-- GIVEN TASK --
Exactly reproduce the lines that follow.

[Start of AVAILABLE DATA]

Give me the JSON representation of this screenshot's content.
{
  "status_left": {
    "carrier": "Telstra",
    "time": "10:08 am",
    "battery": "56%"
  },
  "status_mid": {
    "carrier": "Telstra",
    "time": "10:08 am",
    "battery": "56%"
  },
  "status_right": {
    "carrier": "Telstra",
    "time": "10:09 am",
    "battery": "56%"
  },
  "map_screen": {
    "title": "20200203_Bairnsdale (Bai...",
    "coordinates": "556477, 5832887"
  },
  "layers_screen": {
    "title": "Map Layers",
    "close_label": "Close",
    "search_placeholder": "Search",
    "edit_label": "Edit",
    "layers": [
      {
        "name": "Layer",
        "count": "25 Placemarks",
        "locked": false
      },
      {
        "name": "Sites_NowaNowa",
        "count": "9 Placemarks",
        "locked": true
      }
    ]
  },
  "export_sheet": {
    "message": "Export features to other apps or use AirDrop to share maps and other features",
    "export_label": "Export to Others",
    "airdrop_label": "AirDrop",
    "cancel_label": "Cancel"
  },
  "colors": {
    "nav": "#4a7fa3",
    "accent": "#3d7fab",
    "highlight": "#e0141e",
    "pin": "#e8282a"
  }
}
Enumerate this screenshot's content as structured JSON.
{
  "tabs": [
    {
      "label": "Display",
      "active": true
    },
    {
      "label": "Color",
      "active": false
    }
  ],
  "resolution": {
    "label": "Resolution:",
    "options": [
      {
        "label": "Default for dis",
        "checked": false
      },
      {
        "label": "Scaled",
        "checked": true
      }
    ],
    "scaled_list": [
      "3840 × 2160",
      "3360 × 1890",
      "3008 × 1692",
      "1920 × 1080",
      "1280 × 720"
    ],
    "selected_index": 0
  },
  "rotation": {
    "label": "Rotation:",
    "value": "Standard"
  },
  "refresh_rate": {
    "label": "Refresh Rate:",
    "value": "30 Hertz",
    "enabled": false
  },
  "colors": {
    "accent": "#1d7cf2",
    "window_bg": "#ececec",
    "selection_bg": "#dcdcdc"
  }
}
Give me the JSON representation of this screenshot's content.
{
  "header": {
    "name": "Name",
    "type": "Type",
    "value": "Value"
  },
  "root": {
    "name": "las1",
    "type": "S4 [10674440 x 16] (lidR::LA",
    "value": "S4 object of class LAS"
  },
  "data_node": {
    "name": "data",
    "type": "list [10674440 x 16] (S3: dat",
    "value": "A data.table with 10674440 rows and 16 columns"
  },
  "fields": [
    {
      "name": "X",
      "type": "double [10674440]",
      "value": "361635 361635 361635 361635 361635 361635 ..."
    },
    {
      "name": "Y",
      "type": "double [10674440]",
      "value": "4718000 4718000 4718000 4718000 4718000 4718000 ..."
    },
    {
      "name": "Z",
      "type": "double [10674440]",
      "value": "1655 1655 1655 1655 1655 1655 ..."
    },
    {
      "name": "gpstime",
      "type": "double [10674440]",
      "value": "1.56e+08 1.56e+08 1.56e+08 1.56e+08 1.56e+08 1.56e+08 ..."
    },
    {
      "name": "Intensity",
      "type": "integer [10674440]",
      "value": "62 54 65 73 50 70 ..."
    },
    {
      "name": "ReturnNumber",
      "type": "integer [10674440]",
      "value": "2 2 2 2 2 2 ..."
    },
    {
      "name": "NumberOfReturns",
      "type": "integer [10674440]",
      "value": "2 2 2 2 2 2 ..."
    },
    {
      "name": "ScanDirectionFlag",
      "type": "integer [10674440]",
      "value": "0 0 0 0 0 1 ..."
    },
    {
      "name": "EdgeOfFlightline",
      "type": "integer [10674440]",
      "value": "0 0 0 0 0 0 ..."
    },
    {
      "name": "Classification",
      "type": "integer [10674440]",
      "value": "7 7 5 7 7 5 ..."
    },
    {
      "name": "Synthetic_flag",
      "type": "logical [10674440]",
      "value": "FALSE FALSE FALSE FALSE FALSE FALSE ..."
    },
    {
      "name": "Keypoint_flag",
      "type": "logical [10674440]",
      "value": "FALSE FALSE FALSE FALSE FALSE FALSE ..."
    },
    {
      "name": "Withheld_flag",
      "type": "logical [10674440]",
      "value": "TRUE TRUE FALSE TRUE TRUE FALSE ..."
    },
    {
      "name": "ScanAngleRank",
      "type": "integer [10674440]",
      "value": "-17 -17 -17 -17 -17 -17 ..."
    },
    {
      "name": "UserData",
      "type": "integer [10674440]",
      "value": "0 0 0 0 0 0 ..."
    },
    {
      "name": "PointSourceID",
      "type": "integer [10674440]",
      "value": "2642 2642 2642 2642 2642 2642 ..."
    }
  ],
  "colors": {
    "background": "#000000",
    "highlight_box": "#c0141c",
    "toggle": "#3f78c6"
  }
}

[End of AVAILABLE DATA]

-- ANSWER TO THE TASK --
Give me the JSON representation of this screenshot's content.
{
  "status_left": {
    "carrier": "Telstra",
    "time": "10:08 am",
    "battery": "56%"
  },
  "status_mid": {
    "carrier": "Telstra",
    "time": "10:08 am",
    "battery": "56%"
  },
  "status_right": {
    "carrier": "Telstra",
    "time": "10:09 am",
    "battery": "56%"
  },
  "map_screen": {
    "title": "20200203_Bairnsdale (Bai...",
    "coordinates": "556477, 5832887"
  },
  "layers_screen": {
    "title": "Map Layers",
    "close_label": "Close",
    "search_placeholder": "Search",
    "edit_label": "Edit",
    "layers": [
      {
        "name": "Layer",
        "count": "25 Placemarks",
        "locked": false
      },
      {
        "name": "Sites_NowaNowa",
        "count": "9 Placemarks",
        "locked": true
      }
    ]
  },
  "export_sheet": {
    "message": "Export features to other apps or use AirDrop to share maps and other features",
    "export_label": "Export to Others",
    "airdrop_label": "AirDrop",
    "cancel_label": "Cancel"
  },
  "colors": {
    "nav": "#4a7fa3",
    "accent": "#3d7fab",
    "highlight": "#e0141e",
    "pin": "#e8282a"
  }
}
Enumerate this screenshot's content as structured JSON.
{
  "tabs": [
    {
      "label": "Display",
      "active": true
    },
    {
      "label": "Color",
      "active": false
    }
  ],
  "resolution": {
    "label": "Resolution:",
    "options": [
      {
        "label": "Default for dis",
        "checked": false
      },
      {
        "label": "Scaled",
        "checked": true
      }
    ],
    "scaled_list": [
      "3840 × 2160",
      "3360 × 1890",
      "3008 × 1692",
      "1920 × 1080",
      "1280 × 720"
    ],
    "selected_index": 0
  },
  "rotation": {
    "label": "Rotation:",
    "value": "Standard"
  },
  "refresh_rate": {
    "label": "Refresh Rate:",
    "value": "30 Hertz",
    "enabled": false
  },
  "colors": {
    "accent": "#1d7cf2",
    "window_bg": "#ececec",
    "selection_bg": "#dcdcdc"
  }
}
Give me the JSON representation of this screenshot's content.
{
  "header": {
    "name": "Name",
    "type": "Type",
    "value": "Value"
  },
  "root": {
    "name": "las1",
    "type": "S4 [10674440 x 16] (lidR::LA",
    "value": "S4 object of class LAS"
  },
  "data_node": {
    "name": "data",
    "type": "list [10674440 x 16] (S3: dat",
    "value": "A data.table with 10674440 rows and 16 columns"
  },
  "fields": [
    {
      "name": "X",
      "type": "double [10674440]",
      "value": "361635 361635 361635 361635 361635 361635 ..."
    },
    {
      "name": "Y",
      "type": "double [10674440]",
      "value": "4718000 4718000 4718000 4718000 4718000 4718000 ..."
    },
    {
      "name": "Z",
      "type": "double [10674440]",
      "value": "1655 1655 1655 1655 1655 1655 ..."
    },
    {
      "name": "gpstime",
      "type": "double [10674440]",
      "value": "1.56e+08 1.56e+08 1.56e+08 1.56e+08 1.56e+08 1.56e+08 ..."
    },
    {
      "name": "Intensity",
      "type": "integer [10674440]",
      "value": "62 54 65 73 50 70 ..."
    },
    {
      "name": "ReturnNumber",
      "type": "integer [10674440]",
      "value": "2 2 2 2 2 2 ..."
    },
    {
      "name": "NumberOfReturns",
      "type": "integer [10674440]",
      "value": "2 2 2 2 2 2 ..."
    },
    {
      "name": "ScanDirectionFlag",
      "type": "integer [10674440]",
      "value": "0 0 0 0 0 1 ..."
    },
    {
      "name": "EdgeOfFlightline",
      "type": "integer [10674440]",
      "value": "0 0 0 0 0 0 ..."
    },
    {
      "name": "Classification",
      "type": "integer [10674440]",
      "value": "7 7 5 7 7 5 ..."
    },
    {
      "name": "Synthetic_flag",
      "type": "logical [10674440]",
      "value": "FALSE FALSE FALSE FALSE FALSE FALSE ..."
    },
    {
      "name": "Keypoint_flag",
      "type": "logical [10674440]",
      "value": "FALSE FALSE FALSE FALSE FALSE FALSE ..."
    },
    {
      "name": "Withheld_flag",
      "type": "logical [10674440]",
      "value": "TRUE TRUE FALSE TRUE TRUE FALSE ..."
    },
    {
      "name": "ScanAngleRank",
      "type": "integer [10674440]",
      "value": "-17 -17 -17 -17 -17 -17 ..."
    },
    {
      "name": "UserData",
      "type": "integer [10674440]",
      "value": "0 0 0 0 0 0 ..."
    },
    {
      "name": "PointSourceID",
      "type": "integer [10674440]",
      "value": "2642 2642 2642 2642 2642 2642 ..."
    }
  ],
  "colors": {
    "background": "#000000",
    "highlight_box": "#c0141c",
    "toggle": "#3f78c6"
  }
}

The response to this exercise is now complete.